Output every line of the data below verbatim, leaving out the pictures.

Annotated element entries

=====

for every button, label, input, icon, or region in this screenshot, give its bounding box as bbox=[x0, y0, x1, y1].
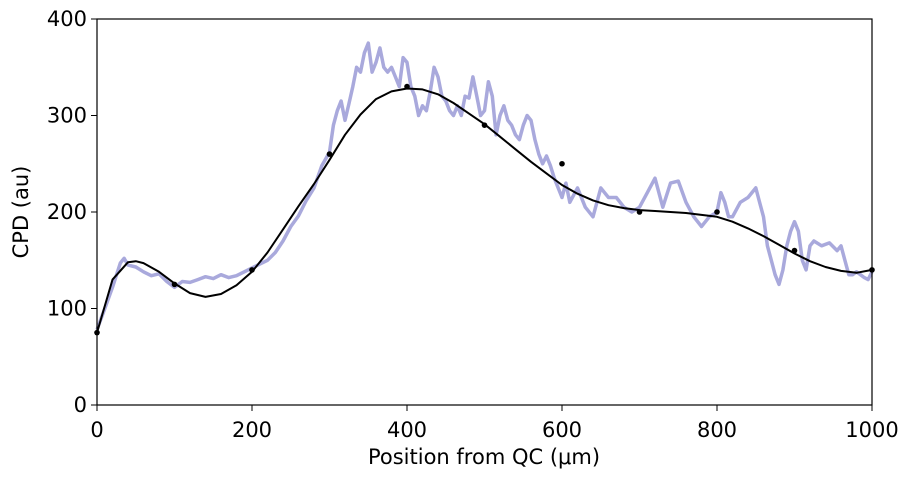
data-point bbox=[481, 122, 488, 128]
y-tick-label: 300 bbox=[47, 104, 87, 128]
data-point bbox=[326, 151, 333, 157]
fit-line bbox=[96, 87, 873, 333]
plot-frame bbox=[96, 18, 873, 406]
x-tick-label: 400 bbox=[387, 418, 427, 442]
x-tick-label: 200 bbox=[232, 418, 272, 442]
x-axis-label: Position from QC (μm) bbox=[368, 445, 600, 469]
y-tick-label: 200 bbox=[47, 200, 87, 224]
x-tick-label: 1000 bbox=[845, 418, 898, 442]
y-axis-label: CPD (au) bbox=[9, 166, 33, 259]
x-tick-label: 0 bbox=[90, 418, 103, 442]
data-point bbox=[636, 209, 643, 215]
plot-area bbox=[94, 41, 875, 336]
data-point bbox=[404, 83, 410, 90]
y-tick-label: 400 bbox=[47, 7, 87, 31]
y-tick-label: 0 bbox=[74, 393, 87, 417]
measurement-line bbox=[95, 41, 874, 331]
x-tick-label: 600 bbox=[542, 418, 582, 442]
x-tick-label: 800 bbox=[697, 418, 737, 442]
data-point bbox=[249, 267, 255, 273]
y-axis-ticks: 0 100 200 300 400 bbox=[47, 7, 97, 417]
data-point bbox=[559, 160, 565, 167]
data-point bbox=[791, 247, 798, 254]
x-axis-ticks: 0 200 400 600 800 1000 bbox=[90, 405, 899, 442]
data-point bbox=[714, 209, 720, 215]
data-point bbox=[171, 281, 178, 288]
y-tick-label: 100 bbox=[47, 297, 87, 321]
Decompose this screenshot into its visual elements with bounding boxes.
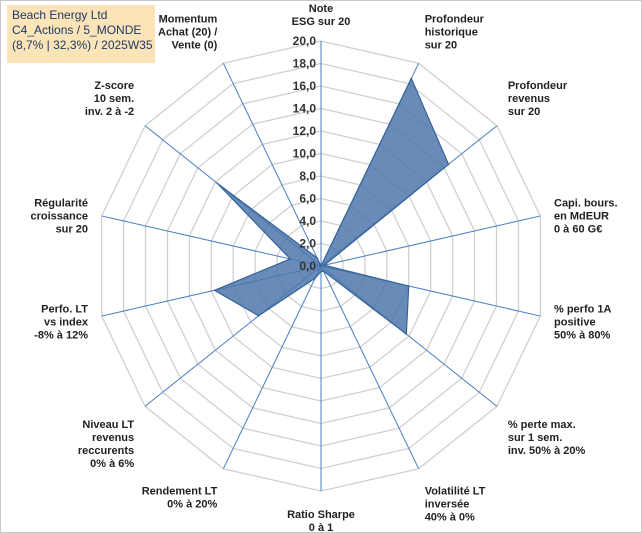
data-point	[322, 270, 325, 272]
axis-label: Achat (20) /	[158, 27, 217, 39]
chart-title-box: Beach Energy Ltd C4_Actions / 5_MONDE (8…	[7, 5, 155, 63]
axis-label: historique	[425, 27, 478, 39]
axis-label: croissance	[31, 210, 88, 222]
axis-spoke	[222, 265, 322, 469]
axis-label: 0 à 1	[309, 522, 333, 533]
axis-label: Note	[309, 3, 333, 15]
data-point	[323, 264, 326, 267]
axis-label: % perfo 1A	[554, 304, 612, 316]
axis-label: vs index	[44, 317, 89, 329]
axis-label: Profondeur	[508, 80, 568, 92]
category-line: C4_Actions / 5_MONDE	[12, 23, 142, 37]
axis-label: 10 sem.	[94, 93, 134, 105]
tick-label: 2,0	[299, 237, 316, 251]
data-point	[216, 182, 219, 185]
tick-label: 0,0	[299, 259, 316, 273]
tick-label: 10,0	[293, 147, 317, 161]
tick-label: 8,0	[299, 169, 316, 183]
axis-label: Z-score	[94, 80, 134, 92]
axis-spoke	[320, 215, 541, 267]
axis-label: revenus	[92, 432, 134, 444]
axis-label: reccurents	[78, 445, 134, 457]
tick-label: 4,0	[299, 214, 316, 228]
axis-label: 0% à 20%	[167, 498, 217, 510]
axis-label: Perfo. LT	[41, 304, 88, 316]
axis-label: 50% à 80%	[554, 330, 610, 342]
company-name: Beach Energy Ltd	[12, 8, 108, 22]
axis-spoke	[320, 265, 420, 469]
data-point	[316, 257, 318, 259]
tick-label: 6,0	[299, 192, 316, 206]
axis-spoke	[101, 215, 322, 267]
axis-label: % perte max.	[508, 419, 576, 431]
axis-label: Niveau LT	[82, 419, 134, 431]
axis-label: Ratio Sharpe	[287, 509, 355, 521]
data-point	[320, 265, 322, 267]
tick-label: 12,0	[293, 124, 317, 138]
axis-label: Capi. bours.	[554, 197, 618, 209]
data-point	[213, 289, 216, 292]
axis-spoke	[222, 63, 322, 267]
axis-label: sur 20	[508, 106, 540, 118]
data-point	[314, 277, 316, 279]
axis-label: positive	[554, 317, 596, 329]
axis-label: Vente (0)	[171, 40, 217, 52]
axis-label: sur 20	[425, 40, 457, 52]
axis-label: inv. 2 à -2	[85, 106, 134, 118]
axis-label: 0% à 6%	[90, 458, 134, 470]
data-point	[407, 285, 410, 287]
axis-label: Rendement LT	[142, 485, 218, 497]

=====

Task result
for every button, label, input, icon, or region in this screenshot, give its bounding box as bbox=[x0, y0, x1, y1].
data-point bbox=[481, 122, 488, 128]
y-tick-label: 300 bbox=[47, 104, 87, 128]
data-point bbox=[326, 151, 333, 157]
fit-line bbox=[96, 87, 873, 333]
plot-frame bbox=[96, 18, 873, 406]
x-tick-label: 400 bbox=[387, 418, 427, 442]
x-tick-label: 200 bbox=[232, 418, 272, 442]
x-axis-label: Position from QC (μm) bbox=[368, 445, 600, 469]
y-tick-label: 200 bbox=[47, 200, 87, 224]
x-tick-label: 1000 bbox=[845, 418, 898, 442]
y-axis-label: CPD (au) bbox=[9, 166, 33, 259]
x-tick-label: 0 bbox=[90, 418, 103, 442]
data-point bbox=[636, 209, 643, 215]
plot-area bbox=[94, 41, 875, 336]
data-point bbox=[404, 83, 410, 90]
y-tick-label: 400 bbox=[47, 7, 87, 31]
y-tick-label: 0 bbox=[74, 393, 87, 417]
measurement-line bbox=[95, 41, 874, 331]
x-tick-label: 600 bbox=[542, 418, 582, 442]
x-tick-label: 800 bbox=[697, 418, 737, 442]
data-point bbox=[249, 267, 255, 273]
y-axis-ticks: 0 100 200 300 400 bbox=[47, 7, 97, 417]
data-point bbox=[559, 160, 565, 167]
data-point bbox=[791, 247, 798, 254]
x-axis-ticks: 0 200 400 600 800 1000 bbox=[90, 405, 899, 442]
data-point bbox=[714, 209, 720, 215]
data-point bbox=[171, 281, 178, 288]
y-tick-label: 100 bbox=[47, 297, 87, 321]
Decompose this screenshot into its visual elements with bounding boxes.
data-point	[322, 270, 325, 272]
axis-label: Achat (20) /	[158, 27, 217, 39]
chart-title-box: Beach Energy Ltd C4_Actions / 5_MONDE (8…	[7, 5, 155, 63]
axis-label: historique	[425, 27, 478, 39]
axis-label: croissance	[31, 210, 88, 222]
axis-spoke	[222, 265, 322, 469]
axis-label: 0 à 1	[309, 522, 333, 533]
axis-label: Note	[309, 3, 333, 15]
data-point	[323, 264, 326, 267]
axis-label: % perfo 1A	[554, 304, 612, 316]
axis-label: vs index	[44, 317, 89, 329]
axis-label: Profondeur	[508, 80, 568, 92]
category-line: C4_Actions / 5_MONDE	[12, 23, 142, 37]
axis-label: 10 sem.	[94, 93, 134, 105]
tick-label: 2,0	[299, 237, 316, 251]
data-point	[216, 182, 219, 185]
tick-label: 0,0	[299, 259, 316, 273]
tick-label: 10,0	[293, 147, 317, 161]
tick-label: 8,0	[299, 169, 316, 183]
axis-label: Z-score	[94, 80, 134, 92]
axis-spoke	[320, 215, 541, 267]
axis-label: revenus	[92, 432, 134, 444]
axis-label: reccurents	[78, 445, 134, 457]
tick-label: 4,0	[299, 214, 316, 228]
axis-label: 0% à 20%	[167, 498, 217, 510]
axis-label: Perfo. LT	[41, 304, 88, 316]
axis-label: 50% à 80%	[554, 330, 610, 342]
company-name: Beach Energy Ltd	[12, 8, 108, 22]
axis-spoke	[320, 265, 420, 469]
data-point	[316, 257, 318, 259]
tick-label: 6,0	[299, 192, 316, 206]
axis-spoke	[101, 215, 322, 267]
axis-label: % perte max.	[508, 419, 576, 431]
axis-label: Niveau LT	[82, 419, 134, 431]
axis-label: Ratio Sharpe	[287, 509, 355, 521]
data-point	[320, 265, 322, 267]
tick-label: 12,0	[293, 124, 317, 138]
axis-label: Capi. bours.	[554, 197, 618, 209]
data-point	[213, 289, 216, 292]
axis-spoke	[222, 63, 322, 267]
axis-label: sur 20	[508, 106, 540, 118]
data-point	[314, 277, 316, 279]
axis-label: positive	[554, 317, 596, 329]
axis-label: Vente (0)	[171, 40, 217, 52]
axis-label: sur 20	[425, 40, 457, 52]
axis-label: inv. 2 à -2	[85, 106, 134, 118]
axis-label: 0% à 6%	[90, 458, 134, 470]
data-point	[407, 285, 410, 287]
axis-label: Rendement LT	[142, 485, 218, 497]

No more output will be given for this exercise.